### What is needed
Locate every line in the material below that has the word "image". Copy each of those lines.
● ● ● ● ● ● ●
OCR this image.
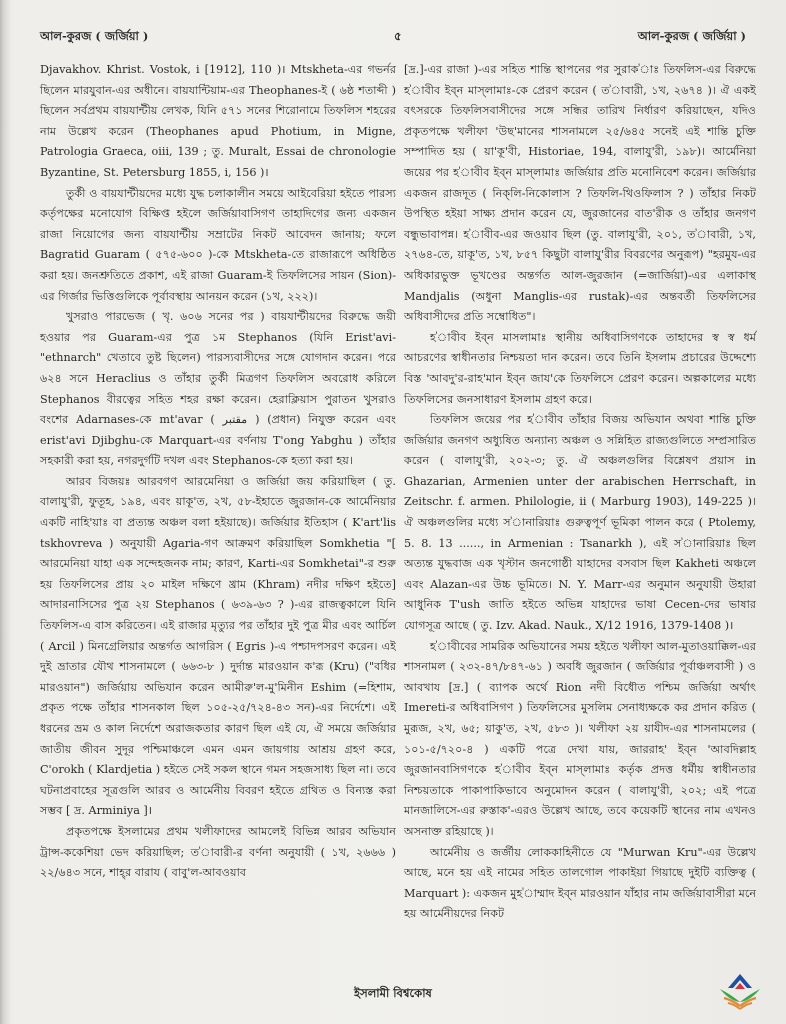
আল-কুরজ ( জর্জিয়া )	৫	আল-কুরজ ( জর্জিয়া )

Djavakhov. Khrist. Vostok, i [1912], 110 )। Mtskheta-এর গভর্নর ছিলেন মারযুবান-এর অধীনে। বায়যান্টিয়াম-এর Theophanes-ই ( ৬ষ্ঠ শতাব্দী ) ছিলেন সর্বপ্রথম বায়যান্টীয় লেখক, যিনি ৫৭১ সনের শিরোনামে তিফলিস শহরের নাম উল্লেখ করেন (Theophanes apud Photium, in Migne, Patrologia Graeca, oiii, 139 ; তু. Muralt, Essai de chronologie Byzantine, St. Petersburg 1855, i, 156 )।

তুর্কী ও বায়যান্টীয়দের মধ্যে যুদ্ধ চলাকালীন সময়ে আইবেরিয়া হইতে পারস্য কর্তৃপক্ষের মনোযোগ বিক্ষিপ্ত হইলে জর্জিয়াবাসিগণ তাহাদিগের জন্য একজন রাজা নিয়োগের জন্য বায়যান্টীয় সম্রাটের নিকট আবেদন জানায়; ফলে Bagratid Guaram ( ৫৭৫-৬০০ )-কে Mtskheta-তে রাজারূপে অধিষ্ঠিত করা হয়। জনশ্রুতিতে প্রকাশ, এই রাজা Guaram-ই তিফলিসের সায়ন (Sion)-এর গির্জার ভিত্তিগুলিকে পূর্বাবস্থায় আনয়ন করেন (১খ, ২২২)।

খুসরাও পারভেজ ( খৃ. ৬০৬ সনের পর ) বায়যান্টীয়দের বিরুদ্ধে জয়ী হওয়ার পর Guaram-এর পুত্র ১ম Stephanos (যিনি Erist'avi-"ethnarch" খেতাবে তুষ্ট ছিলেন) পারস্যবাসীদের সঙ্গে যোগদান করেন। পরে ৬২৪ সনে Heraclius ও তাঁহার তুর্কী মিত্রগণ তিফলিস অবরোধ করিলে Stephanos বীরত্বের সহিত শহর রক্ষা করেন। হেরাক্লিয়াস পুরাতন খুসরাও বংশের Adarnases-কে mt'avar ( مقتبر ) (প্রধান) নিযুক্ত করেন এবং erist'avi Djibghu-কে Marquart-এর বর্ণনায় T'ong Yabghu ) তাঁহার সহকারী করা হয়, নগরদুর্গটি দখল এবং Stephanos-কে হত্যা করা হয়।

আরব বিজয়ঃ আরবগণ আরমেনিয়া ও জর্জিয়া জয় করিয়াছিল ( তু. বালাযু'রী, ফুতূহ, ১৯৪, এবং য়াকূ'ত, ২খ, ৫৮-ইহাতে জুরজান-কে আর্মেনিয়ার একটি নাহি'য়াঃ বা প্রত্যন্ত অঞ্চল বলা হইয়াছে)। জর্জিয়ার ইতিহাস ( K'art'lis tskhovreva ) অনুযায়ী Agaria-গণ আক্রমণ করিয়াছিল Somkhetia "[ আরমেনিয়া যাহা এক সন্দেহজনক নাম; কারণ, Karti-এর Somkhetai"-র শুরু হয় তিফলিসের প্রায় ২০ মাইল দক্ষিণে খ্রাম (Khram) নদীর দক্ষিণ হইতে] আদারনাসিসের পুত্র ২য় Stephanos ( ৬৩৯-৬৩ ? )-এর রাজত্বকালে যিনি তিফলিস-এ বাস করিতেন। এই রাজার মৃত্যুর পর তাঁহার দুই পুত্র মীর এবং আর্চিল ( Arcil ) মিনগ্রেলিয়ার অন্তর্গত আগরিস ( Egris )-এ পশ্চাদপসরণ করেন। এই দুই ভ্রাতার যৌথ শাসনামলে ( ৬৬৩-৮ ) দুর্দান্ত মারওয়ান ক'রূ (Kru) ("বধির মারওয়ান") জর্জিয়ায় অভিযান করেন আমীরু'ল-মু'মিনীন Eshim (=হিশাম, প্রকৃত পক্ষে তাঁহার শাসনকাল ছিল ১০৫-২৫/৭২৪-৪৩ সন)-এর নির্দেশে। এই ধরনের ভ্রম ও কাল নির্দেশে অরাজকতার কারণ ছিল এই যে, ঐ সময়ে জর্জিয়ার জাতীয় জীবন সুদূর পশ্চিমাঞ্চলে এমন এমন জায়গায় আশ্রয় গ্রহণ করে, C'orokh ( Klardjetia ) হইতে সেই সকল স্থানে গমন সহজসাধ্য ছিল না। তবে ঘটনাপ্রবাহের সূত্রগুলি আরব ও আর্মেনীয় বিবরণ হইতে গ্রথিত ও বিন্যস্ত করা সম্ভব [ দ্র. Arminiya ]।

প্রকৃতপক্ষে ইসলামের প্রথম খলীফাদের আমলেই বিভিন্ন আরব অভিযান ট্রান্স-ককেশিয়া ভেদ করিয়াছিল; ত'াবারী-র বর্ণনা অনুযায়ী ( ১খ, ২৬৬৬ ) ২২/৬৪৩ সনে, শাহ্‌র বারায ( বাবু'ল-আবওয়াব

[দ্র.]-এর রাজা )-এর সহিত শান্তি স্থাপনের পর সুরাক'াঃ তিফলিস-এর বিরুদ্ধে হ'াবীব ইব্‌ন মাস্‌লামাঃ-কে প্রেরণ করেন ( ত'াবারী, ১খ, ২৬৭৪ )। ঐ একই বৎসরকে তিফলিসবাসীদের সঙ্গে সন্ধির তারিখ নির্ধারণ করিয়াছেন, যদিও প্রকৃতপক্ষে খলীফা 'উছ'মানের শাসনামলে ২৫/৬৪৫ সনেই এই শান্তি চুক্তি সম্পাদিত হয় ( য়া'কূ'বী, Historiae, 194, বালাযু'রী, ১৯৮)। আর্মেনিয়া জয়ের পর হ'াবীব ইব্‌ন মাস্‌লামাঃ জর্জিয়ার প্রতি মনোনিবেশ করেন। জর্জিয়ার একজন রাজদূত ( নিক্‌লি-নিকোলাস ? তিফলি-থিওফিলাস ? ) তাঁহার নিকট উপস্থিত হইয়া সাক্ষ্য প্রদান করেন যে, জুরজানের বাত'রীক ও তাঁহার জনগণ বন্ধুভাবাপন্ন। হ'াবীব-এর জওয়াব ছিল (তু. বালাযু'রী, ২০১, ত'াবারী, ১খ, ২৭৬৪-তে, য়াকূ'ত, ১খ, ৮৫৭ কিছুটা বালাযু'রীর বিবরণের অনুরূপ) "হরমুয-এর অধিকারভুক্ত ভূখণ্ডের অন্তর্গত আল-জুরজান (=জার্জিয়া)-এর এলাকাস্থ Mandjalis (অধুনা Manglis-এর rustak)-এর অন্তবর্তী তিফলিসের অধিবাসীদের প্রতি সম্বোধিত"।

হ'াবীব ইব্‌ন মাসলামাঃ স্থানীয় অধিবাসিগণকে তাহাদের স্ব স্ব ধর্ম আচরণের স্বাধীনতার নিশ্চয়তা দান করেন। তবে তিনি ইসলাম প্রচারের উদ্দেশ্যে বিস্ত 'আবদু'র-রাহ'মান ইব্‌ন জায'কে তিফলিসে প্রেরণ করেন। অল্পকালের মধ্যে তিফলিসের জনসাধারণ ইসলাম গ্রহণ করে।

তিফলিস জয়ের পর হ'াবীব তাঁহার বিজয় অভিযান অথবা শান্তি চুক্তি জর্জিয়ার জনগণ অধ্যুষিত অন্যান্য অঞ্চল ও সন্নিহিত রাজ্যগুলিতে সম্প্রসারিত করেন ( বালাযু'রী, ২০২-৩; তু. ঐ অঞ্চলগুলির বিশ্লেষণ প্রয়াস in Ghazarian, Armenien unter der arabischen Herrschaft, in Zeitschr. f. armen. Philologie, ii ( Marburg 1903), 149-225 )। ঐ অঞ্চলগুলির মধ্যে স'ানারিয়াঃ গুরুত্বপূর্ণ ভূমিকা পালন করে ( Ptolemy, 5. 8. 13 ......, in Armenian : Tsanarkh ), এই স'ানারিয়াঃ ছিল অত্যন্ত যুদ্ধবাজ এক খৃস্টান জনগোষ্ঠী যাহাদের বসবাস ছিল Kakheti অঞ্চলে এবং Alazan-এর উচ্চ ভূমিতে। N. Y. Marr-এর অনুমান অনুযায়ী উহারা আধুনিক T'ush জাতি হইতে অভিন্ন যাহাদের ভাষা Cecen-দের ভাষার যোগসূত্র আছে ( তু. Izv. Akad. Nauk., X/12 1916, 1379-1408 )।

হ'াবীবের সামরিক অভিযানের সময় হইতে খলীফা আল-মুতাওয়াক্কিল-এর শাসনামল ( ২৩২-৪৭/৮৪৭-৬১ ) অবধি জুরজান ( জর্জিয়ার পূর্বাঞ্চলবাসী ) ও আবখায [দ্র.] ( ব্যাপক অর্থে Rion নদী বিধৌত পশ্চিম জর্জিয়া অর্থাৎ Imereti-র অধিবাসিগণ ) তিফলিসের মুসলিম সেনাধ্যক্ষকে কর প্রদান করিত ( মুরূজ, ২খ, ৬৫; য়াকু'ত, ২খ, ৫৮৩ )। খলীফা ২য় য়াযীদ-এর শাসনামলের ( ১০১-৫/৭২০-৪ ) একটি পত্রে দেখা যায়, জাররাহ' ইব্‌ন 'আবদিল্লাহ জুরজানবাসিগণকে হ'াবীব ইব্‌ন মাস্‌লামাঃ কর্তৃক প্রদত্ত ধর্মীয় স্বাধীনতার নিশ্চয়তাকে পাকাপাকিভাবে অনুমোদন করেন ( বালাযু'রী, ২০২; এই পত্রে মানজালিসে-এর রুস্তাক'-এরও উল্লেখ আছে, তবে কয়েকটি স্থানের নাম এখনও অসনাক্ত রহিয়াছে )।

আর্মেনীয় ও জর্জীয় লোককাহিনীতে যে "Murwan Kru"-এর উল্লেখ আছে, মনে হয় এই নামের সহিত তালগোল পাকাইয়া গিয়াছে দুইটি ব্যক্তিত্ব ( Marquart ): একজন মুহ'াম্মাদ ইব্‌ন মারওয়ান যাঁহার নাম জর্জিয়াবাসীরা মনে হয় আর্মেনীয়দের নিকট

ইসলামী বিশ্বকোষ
● ● ● ● ● ● ●
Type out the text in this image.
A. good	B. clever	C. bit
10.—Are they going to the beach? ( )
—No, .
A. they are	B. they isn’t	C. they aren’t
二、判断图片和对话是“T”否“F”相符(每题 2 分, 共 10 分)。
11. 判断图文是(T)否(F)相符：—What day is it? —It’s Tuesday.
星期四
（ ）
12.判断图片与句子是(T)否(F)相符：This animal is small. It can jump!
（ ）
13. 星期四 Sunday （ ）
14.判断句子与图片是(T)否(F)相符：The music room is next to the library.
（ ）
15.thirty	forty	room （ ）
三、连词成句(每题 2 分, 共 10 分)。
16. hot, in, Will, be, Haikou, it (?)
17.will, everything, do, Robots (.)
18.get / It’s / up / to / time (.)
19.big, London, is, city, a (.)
● ● ● ● ● ● ●
### Task answer
OCR this image.
Type out the text in this image.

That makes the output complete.